To be done:
Count the lines containing "this" in the entries underneath, and state that count without anything else.
** START OF The records **
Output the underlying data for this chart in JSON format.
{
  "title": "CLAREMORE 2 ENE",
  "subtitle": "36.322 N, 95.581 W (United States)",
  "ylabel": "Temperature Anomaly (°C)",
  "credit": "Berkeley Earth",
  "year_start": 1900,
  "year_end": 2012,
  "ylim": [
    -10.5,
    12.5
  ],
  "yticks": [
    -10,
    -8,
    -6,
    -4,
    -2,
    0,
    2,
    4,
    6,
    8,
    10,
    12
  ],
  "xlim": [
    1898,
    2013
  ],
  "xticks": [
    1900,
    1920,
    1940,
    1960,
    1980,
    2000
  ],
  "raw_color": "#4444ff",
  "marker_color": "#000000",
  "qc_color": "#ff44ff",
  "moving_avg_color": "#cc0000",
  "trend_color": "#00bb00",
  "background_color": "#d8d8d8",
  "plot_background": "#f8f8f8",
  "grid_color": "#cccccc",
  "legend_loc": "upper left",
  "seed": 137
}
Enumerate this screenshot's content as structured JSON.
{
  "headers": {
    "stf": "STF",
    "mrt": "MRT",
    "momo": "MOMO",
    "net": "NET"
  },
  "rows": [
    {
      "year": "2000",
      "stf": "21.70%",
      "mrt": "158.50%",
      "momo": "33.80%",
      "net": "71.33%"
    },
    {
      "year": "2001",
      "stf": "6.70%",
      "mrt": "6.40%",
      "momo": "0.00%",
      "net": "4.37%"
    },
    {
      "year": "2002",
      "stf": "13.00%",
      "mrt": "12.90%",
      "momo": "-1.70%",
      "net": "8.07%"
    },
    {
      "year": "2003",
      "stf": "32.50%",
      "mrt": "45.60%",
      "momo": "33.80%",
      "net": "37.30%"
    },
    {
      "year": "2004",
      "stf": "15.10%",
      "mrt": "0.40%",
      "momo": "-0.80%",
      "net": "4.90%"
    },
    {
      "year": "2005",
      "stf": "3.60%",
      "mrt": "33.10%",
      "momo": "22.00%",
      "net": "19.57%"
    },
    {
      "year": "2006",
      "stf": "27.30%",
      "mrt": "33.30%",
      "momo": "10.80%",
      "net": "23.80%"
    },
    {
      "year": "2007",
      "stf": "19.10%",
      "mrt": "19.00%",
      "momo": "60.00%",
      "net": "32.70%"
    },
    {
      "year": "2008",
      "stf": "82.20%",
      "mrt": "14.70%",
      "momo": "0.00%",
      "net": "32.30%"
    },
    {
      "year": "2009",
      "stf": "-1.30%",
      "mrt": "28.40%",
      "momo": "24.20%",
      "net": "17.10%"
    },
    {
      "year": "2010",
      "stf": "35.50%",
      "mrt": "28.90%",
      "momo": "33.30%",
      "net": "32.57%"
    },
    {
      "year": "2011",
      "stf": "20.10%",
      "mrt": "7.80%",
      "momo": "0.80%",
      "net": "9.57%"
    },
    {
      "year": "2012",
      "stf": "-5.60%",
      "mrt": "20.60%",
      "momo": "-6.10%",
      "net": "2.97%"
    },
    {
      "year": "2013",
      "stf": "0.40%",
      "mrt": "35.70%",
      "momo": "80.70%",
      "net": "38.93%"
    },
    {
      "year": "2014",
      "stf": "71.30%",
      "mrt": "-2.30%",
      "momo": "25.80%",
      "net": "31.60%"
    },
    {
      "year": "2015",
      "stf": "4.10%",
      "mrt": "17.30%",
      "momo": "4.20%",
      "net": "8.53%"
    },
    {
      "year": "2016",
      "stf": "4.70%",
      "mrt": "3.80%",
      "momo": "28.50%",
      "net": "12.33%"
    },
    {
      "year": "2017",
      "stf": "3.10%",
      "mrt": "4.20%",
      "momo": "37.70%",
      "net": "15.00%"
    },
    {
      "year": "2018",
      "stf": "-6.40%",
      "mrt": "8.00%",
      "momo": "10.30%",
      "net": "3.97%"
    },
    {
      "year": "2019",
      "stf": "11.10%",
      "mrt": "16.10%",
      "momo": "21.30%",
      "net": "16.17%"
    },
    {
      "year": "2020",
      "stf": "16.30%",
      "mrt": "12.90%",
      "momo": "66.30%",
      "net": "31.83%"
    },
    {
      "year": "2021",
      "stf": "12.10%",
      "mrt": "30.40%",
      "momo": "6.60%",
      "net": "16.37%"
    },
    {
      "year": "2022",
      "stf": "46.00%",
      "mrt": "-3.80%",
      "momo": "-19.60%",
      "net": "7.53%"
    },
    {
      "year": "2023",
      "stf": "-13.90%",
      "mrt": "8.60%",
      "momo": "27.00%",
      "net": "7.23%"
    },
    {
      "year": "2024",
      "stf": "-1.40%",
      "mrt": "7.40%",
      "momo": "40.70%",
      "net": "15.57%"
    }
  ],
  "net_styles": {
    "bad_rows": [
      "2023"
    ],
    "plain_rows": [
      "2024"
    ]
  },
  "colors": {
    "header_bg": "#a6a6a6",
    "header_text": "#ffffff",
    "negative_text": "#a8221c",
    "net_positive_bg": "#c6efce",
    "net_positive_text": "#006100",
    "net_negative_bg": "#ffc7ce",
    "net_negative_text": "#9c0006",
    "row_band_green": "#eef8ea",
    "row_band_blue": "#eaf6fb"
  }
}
** END OF The records **
Solution to the problem:
2